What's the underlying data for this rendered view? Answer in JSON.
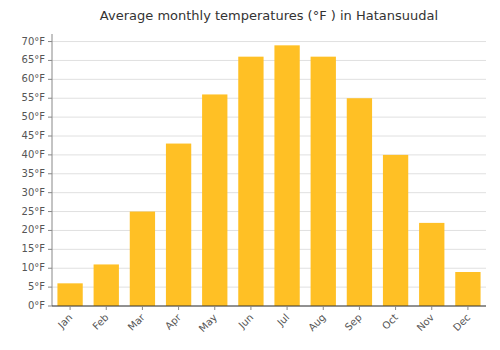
{
  "chart_data": {
    "type": "bar",
    "title": "Average monthly temperatures (°F ) in Hatansuudal",
    "categories": [
      "Jan",
      "Feb",
      "Mar",
      "Apr",
      "May",
      "Jun",
      "Jul",
      "Aug",
      "Sep",
      "Oct",
      "Nov",
      "Dec"
    ],
    "values": [
      6,
      11,
      25,
      43,
      56,
      66,
      69,
      66,
      55,
      40,
      22,
      9
    ],
    "color": "#FFC025",
    "ylim": [
      0,
      72
    ],
    "yticks": [
      {
        "value": 0,
        "label": "0°F"
      },
      {
        "value": 5,
        "label": "5°F"
      },
      {
        "value": 10,
        "label": "10°F"
      },
      {
        "value": 15,
        "label": "15°F"
      },
      {
        "value": 20,
        "label": "20°F"
      },
      {
        "value": 25,
        "label": "25°F"
      },
      {
        "value": 30,
        "label": "30°F"
      },
      {
        "value": 35,
        "label": "35°F"
      },
      {
        "value": 40,
        "label": "40°F"
      },
      {
        "value": 45,
        "label": "45°F"
      },
      {
        "value": 50,
        "label": "50°F"
      },
      {
        "value": 55,
        "label": "55°F"
      },
      {
        "value": 60,
        "label": "60°F"
      },
      {
        "value": 65,
        "label": "65°F"
      },
      {
        "value": 70,
        "label": "70°F"
      }
    ],
    "grid": true
  }
}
————————
Task description => All entries must be written out again exactly as given, with no pictures in the copy.

Answer in full =>
What's the underlying data for this rendered view? Answer in JSON.
{
  "chart_data": {
    "type": "bar",
    "title": "Average monthly temperatures (°F ) in Hatansuudal",
    "categories": [
      "Jan",
      "Feb",
      "Mar",
      "Apr",
      "May",
      "Jun",
      "Jul",
      "Aug",
      "Sep",
      "Oct",
      "Nov",
      "Dec"
    ],
    "values": [
      6,
      11,
      25,
      43,
      56,
      66,
      69,
      66,
      55,
      40,
      22,
      9
    ],
    "color": "#FFC025",
    "ylim": [
      0,
      72
    ],
    "yticks": [
      {
        "value": 0,
        "label": "0°F"
      },
      {
        "value": 5,
        "label": "5°F"
      },
      {
        "value": 10,
        "label": "10°F"
      },
      {
        "value": 15,
        "label": "15°F"
      },
      {
        "value": 20,
        "label": "20°F"
      },
      {
        "value": 25,
        "label": "25°F"
      },
      {
        "value": 30,
        "label": "30°F"
      },
      {
        "value": 35,
        "label": "35°F"
      },
      {
        "value": 40,
        "label": "40°F"
      },
      {
        "value": 45,
        "label": "45°F"
      },
      {
        "value": 50,
        "label": "50°F"
      },
      {
        "value": 55,
        "label": "55°F"
      },
      {
        "value": 60,
        "label": "60°F"
      },
      {
        "value": 65,
        "label": "65°F"
      },
      {
        "value": 70,
        "label": "70°F"
      }
    ],
    "grid": true
  }
}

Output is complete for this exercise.